The exercise.
From the listing below, pull out all lines with "definitions" in them.

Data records
================================
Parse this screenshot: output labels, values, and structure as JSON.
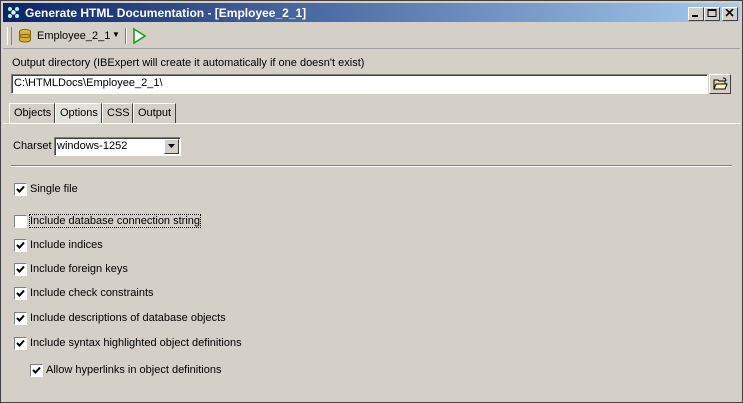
{
  "window": {
    "title": "Generate HTML Documentation - [Employee_2_1]",
    "controls": [
      "minimize",
      "maximize",
      "close"
    ]
  },
  "toolbar": {
    "database_label": "Employee_2_1",
    "run_icon": "play-icon",
    "database_icon": "database-icon"
  },
  "output": {
    "label": "Output directory (IBExpert will create it automatically if one doesn't exist)",
    "path": "C:\\HTMLDocs\\Employee_2_1\\",
    "browse_icon": "folder-open-icon"
  },
  "tabs": [
    {
      "label": "Objects",
      "active": false
    },
    {
      "label": "Options",
      "active": true
    },
    {
      "label": "CSS",
      "active": false
    },
    {
      "label": "Output",
      "active": false
    }
  ],
  "options": {
    "charset_label": "Charset",
    "charset_value": "windows-1252",
    "checkboxes": [
      {
        "label": "Single file",
        "checked": true
      },
      {
        "label": "Include database connection string",
        "checked": false
      },
      {
        "label": "Include indices",
        "checked": true
      },
      {
        "label": "Include foreign keys",
        "checked": true
      },
      {
        "label": "Include check constraints",
        "checked": true
      },
      {
        "label": "Include descriptions of database objects",
        "checked": true
      },
      {
        "label": "Include syntax highlighted object definitions",
        "checked": true
      },
      {
        "label": "Allow hyperlinks in object definitions",
        "checked": true
      }
    ]
  },
  "colors": {
    "titlebar_start": "#0a246a",
    "titlebar_end": "#a6caf0",
    "window_bg": "#d4d0c8",
    "run_green": "#1a9e1a"
  }
}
================================
Answer.
        "label": "Include syntax highlighted object definitions",
        "label": "Allow hyperlinks in object definitions",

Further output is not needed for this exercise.